Problem requirements:
Make an exact copy of all the records.

-- Start of Source records --

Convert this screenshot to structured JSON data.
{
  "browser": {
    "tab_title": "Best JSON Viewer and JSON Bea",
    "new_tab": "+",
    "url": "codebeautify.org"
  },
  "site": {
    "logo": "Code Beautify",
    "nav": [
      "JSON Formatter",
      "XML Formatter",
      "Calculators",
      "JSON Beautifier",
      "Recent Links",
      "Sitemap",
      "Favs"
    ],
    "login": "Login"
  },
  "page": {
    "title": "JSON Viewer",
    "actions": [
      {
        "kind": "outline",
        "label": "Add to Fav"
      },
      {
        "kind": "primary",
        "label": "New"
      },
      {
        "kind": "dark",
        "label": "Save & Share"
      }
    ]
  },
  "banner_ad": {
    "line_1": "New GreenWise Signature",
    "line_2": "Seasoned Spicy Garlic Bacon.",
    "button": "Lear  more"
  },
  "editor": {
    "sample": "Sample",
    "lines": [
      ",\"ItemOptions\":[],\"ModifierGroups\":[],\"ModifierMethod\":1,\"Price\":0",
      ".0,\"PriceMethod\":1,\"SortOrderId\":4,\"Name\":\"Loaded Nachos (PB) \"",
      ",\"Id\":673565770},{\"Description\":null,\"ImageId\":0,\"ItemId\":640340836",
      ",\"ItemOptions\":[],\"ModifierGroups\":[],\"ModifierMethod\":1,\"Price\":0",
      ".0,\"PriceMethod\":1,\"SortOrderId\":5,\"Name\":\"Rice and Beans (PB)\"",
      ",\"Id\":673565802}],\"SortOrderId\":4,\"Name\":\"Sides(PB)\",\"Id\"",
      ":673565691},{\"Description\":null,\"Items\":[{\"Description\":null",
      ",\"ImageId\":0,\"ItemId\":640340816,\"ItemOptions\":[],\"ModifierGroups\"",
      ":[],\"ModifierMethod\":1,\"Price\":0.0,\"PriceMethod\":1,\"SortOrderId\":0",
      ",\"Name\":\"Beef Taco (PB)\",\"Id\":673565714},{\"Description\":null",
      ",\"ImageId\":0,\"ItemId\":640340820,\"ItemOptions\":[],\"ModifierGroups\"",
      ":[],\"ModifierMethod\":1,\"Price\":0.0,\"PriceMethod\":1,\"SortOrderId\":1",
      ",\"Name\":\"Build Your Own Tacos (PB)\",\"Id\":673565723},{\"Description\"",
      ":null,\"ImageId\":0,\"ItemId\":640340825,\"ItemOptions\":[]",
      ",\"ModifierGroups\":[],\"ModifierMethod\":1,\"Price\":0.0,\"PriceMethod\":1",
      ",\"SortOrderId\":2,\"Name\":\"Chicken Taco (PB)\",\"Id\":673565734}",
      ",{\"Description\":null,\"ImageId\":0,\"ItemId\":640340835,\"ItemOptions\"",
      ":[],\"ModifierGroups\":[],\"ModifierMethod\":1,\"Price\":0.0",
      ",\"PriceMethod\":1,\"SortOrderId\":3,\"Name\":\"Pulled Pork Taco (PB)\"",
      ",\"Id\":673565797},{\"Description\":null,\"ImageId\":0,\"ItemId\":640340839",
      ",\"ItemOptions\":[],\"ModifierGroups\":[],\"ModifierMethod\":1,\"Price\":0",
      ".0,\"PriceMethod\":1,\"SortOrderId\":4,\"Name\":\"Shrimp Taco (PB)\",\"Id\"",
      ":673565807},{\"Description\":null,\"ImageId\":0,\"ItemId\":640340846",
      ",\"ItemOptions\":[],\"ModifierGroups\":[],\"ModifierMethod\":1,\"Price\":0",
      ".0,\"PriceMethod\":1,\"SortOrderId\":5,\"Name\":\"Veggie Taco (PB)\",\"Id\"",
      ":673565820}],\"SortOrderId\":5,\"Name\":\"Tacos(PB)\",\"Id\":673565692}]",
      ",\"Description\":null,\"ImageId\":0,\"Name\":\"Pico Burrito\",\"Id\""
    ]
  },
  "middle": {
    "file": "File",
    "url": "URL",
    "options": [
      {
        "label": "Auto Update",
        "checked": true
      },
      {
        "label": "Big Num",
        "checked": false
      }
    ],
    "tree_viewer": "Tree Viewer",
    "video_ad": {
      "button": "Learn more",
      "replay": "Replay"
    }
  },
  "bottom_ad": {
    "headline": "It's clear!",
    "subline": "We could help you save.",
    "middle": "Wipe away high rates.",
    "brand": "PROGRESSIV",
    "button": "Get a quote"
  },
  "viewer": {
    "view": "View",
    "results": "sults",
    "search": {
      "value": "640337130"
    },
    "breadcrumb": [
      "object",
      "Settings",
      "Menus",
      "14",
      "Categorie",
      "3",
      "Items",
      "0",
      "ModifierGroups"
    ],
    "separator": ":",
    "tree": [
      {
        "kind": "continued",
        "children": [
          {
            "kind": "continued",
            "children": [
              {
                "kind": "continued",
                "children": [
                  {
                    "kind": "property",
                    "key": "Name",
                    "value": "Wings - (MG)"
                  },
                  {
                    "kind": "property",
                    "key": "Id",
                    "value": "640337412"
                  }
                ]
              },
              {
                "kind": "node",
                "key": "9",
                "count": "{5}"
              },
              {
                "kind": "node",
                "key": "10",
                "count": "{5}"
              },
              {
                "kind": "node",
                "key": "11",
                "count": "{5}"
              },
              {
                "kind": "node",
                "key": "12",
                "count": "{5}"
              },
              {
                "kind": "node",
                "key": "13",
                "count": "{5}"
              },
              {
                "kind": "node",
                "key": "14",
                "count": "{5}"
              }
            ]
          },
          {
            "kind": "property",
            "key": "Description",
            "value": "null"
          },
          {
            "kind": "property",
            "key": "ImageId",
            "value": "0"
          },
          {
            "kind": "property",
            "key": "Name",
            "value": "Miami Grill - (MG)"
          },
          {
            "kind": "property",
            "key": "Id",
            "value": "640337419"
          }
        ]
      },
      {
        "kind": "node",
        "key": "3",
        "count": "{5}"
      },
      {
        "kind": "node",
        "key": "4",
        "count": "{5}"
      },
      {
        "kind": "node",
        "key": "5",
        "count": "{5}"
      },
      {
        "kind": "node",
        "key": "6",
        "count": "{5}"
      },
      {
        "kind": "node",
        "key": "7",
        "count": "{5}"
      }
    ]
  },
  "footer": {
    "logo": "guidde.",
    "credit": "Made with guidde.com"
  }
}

-- End of Source records --

Result of the task:
Convert this screenshot to structured JSON data.
{
  "browser": {
    "tab_title": "Best JSON Viewer and JSON Bea",
    "new_tab": "+",
    "url": "codebeautify.org"
  },
  "site": {
    "logo": "Code Beautify",
    "nav": [
      "JSON Formatter",
      "XML Formatter",
      "Calculators",
      "JSON Beautifier",
      "Recent Links",
      "Sitemap",
      "Favs"
    ],
    "login": "Login"
  },
  "page": {
    "title": "JSON Viewer",
    "actions": [
      {
        "kind": "outline",
        "label": "Add to Fav"
      },
      {
        "kind": "primary",
        "label": "New"
      },
      {
        "kind": "dark",
        "label": "Save & Share"
      }
    ]
  },
  "banner_ad": {
    "line_1": "New GreenWise Signature",
    "line_2": "Seasoned Spicy Garlic Bacon.",
    "button": "Lear  more"
  },
  "editor": {
    "sample": "Sample",
    "lines": [
      ",\"ItemOptions\":[],\"ModifierGroups\":[],\"ModifierMethod\":1,\"Price\":0",
      ".0,\"PriceMethod\":1,\"SortOrderId\":4,\"Name\":\"Loaded Nachos (PB) \"",
      ",\"Id\":673565770},{\"Description\":null,\"ImageId\":0,\"ItemId\":640340836",
      ",\"ItemOptions\":[],\"ModifierGroups\":[],\"ModifierMethod\":1,\"Price\":0",
      ".0,\"PriceMethod\":1,\"SortOrderId\":5,\"Name\":\"Rice and Beans (PB)\"",
      ",\"Id\":673565802}],\"SortOrderId\":4,\"Name\":\"Sides(PB)\",\"Id\"",
      ":673565691},{\"Description\":null,\"Items\":[{\"Description\":null",
      ",\"ImageId\":0,\"ItemId\":640340816,\"ItemOptions\":[],\"ModifierGroups\"",
      ":[],\"ModifierMethod\":1,\"Price\":0.0,\"PriceMethod\":1,\"SortOrderId\":0",
      ",\"Name\":\"Beef Taco (PB)\",\"Id\":673565714},{\"Description\":null",
      ",\"ImageId\":0,\"ItemId\":640340820,\"ItemOptions\":[],\"ModifierGroups\"",
      ":[],\"ModifierMethod\":1,\"Price\":0.0,\"PriceMethod\":1,\"SortOrderId\":1",
      ",\"Name\":\"Build Your Own Tacos (PB)\",\"Id\":673565723},{\"Description\"",
      ":null,\"ImageId\":0,\"ItemId\":640340825,\"ItemOptions\":[]",
      ",\"ModifierGroups\":[],\"ModifierMethod\":1,\"Price\":0.0,\"PriceMethod\":1",
      ",\"SortOrderId\":2,\"Name\":\"Chicken Taco (PB)\",\"Id\":673565734}",
      ",{\"Description\":null,\"ImageId\":0,\"ItemId\":640340835,\"ItemOptions\"",
      ":[],\"ModifierGroups\":[],\"ModifierMethod\":1,\"Price\":0.0",
      ",\"PriceMethod\":1,\"SortOrderId\":3,\"Name\":\"Pulled Pork Taco (PB)\"",
      ",\"Id\":673565797},{\"Description\":null,\"ImageId\":0,\"ItemId\":640340839",
      ",\"ItemOptions\":[],\"ModifierGroups\":[],\"ModifierMethod\":1,\"Price\":0",
      ".0,\"PriceMethod\":1,\"SortOrderId\":4,\"Name\":\"Shrimp Taco (PB)\",\"Id\"",
      ":673565807},{\"Description\":null,\"ImageId\":0,\"ItemId\":640340846",
      ",\"ItemOptions\":[],\"ModifierGroups\":[],\"ModifierMethod\":1,\"Price\":0",
      ".0,\"PriceMethod\":1,\"SortOrderId\":5,\"Name\":\"Veggie Taco (PB)\",\"Id\"",
      ":673565820}],\"SortOrderId\":5,\"Name\":\"Tacos(PB)\",\"Id\":673565692}]",
      ",\"Description\":null,\"ImageId\":0,\"Name\":\"Pico Burrito\",\"Id\""
    ]
  },
  "middle": {
    "file": "File",
    "url": "URL",
    "options": [
      {
        "label": "Auto Update",
        "checked": true
      },
      {
        "label": "Big Num",
        "checked": false
      }
    ],
    "tree_viewer": "Tree Viewer",
    "video_ad": {
      "button": "Learn more",
      "replay": "Replay"
    }
  },
  "bottom_ad": {
    "headline": "It's clear!",
    "subline": "We could help you save.",
    "middle": "Wipe away high rates.",
    "brand": "PROGRESSIV",
    "button": "Get a quote"
  },
  "viewer": {
    "view": "View",
    "results": "sults",
    "search": {
      "value": "640337130"
    },
    "breadcrumb": [
      "object",
      "Settings",
      "Menus",
      "14",
      "Categorie",
      "3",
      "Items",
      "0",
      "ModifierGroups"
    ],
    "separator": ":",
    "tree": [
      {
        "kind": "continued",
        "children": [
          {
            "kind": "continued",
            "children": [
              {
                "kind": "continued",
                "children": [
                  {
                    "kind": "property",
                    "key": "Name",
                    "value": "Wings - (MG)"
                  },
                  {
                    "kind": "property",
                    "key": "Id",
                    "value": "640337412"
                  }
                ]
              },
              {
                "kind": "node",
                "key": "9",
                "count": "{5}"
              },
              {
                "kind": "node",
                "key": "10",
                "count": "{5}"
              },
              {
                "kind": "node",
                "key": "11",
                "count": "{5}"
              },
              {
                "kind": "node",
                "key": "12",
                "count": "{5}"
              },
              {
                "kind": "node",
                "key": "13",
                "count": "{5}"
              },
              {
                "kind": "node",
                "key": "14",
                "count": "{5}"
              }
            ]
          },
          {
            "kind": "property",
            "key": "Description",
            "value": "null"
          },
          {
            "kind": "property",
            "key": "ImageId",
            "value": "0"
          },
          {
            "kind": "property",
            "key": "Name",
            "value": "Miami Grill - (MG)"
          },
          {
            "kind": "property",
            "key": "Id",
            "value": "640337419"
          }
        ]
      },
      {
        "kind": "node",
        "key": "3",
        "count": "{5}"
      },
      {
        "kind": "node",
        "key": "4",
        "count": "{5}"
      },
      {
        "kind": "node",
        "key": "5",
        "count": "{5}"
      },
      {
        "kind": "node",
        "key": "6",
        "count": "{5}"
      },
      {
        "kind": "node",
        "key": "7",
        "count": "{5}"
      }
    ]
  },
  "footer": {
    "logo": "guidde.",
    "credit": "Made with guidde.com"
  }
}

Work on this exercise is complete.